## Aim
Leave out the images; return the rest of the data exactly.

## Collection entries
════════

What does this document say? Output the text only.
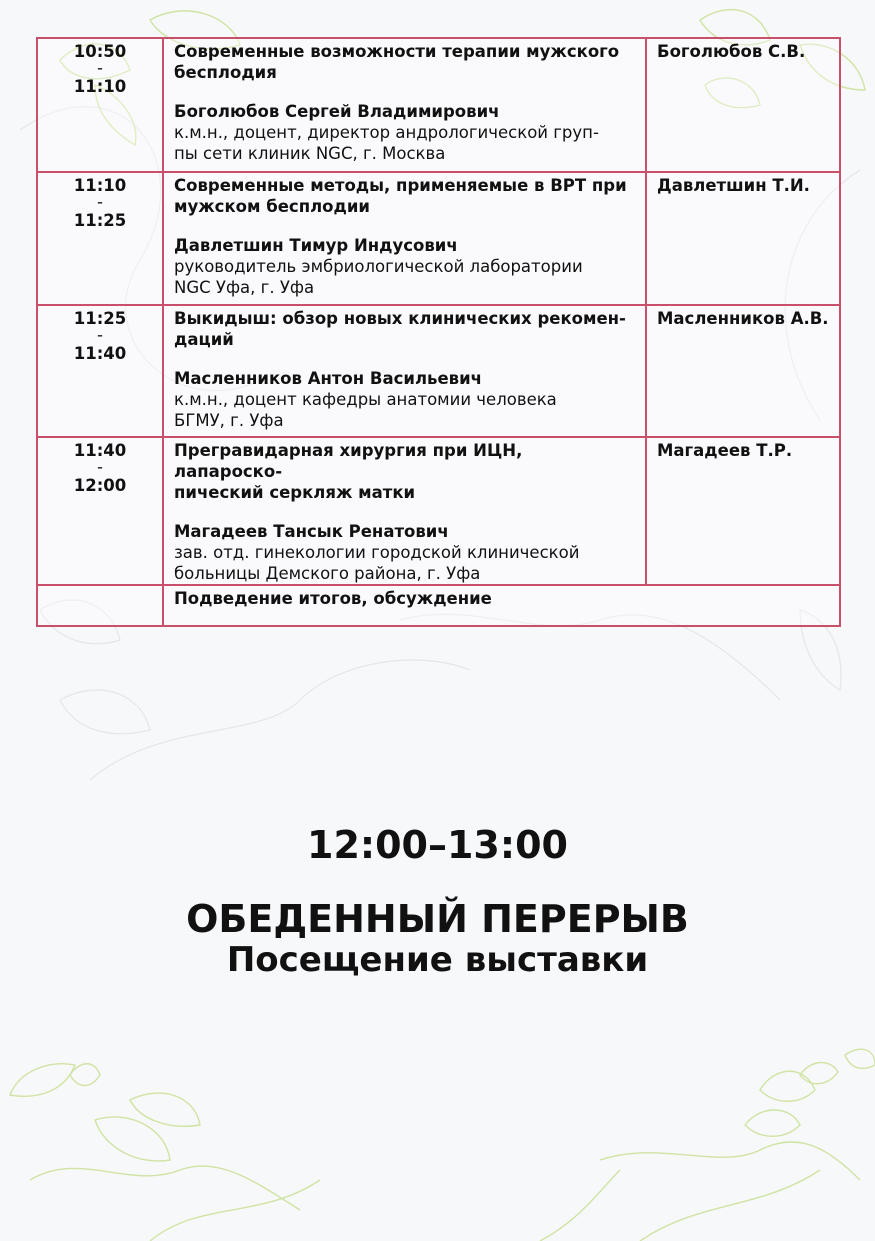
10:50
–
11:10	Современные возможности терапии мужского
бесплодия
Боголюбов Сергей Владимирович
к.м.н., доцент, директор андрологической груп-
пы сети клиник NGC, г. Москва	Боголюбов С.В.
11:10
–
11:25	Современные методы, применяемые в ВРТ при
мужском бесплодии
Давлетшин Тимур Индусович
руководитель эмбриологической лаборатории
NGC Уфа, г. Уфа	Давлетшин Т.И.
11:25
–
11:40	Выкидыш: обзор новых клинических рекомен-
даций
Масленников Антон Васильевич
к.м.н., доцент кафедры анатомии человека
БГМУ, г. Уфа	Масленников А.В.
11:40
–
12:00	Прегравидарная хирургия при ИЦН, лапароско-
пический серкляж матки
Магадеев Тансык Ренатович
зав. отд. гинекологии городской клинической
больницы Демского района, г. Уфа	Магадеев Т.Р.

	Подведение итогов, обсуждение	
12:00–13:00
ОБЕДЕННЫЙ ПЕРЕРЫВ
Посещение выставки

════════

## Answer for this exercise
What does this document say? Output the text only.
10:50
–
11:10	Современные возможности терапии мужского
бесплодия
Боголюбов Сергей Владимирович
к.м.н., доцент, директор андрологической груп-
пы сети клиник NGC, г. Москва	Боголюбов С.В.
11:10
–
11:25	Современные методы, применяемые в ВРТ при
мужском бесплодии
Давлетшин Тимур Индусович
руководитель эмбриологической лаборатории
NGC Уфа, г. Уфа	Давлетшин Т.И.
11:25
–
11:40	Выкидыш: обзор новых клинических рекомен-
даций
Масленников Антон Васильевич
к.м.н., доцент кафедры анатомии человека
БГМУ, г. Уфа	Масленников А.В.
11:40
–
12:00	Прегравидарная хирургия при ИЦН, лапароско-
пический серкляж матки
Магадеев Тансык Ренатович
зав. отд. гинекологии городской клинической
больницы Демского района, г. Уфа	Магадеев Т.Р.

	Подведение итогов, обсуждение	
12:00–13:00
ОБЕДЕННЫЙ ПЕРЕРЫВ
Посещение выставки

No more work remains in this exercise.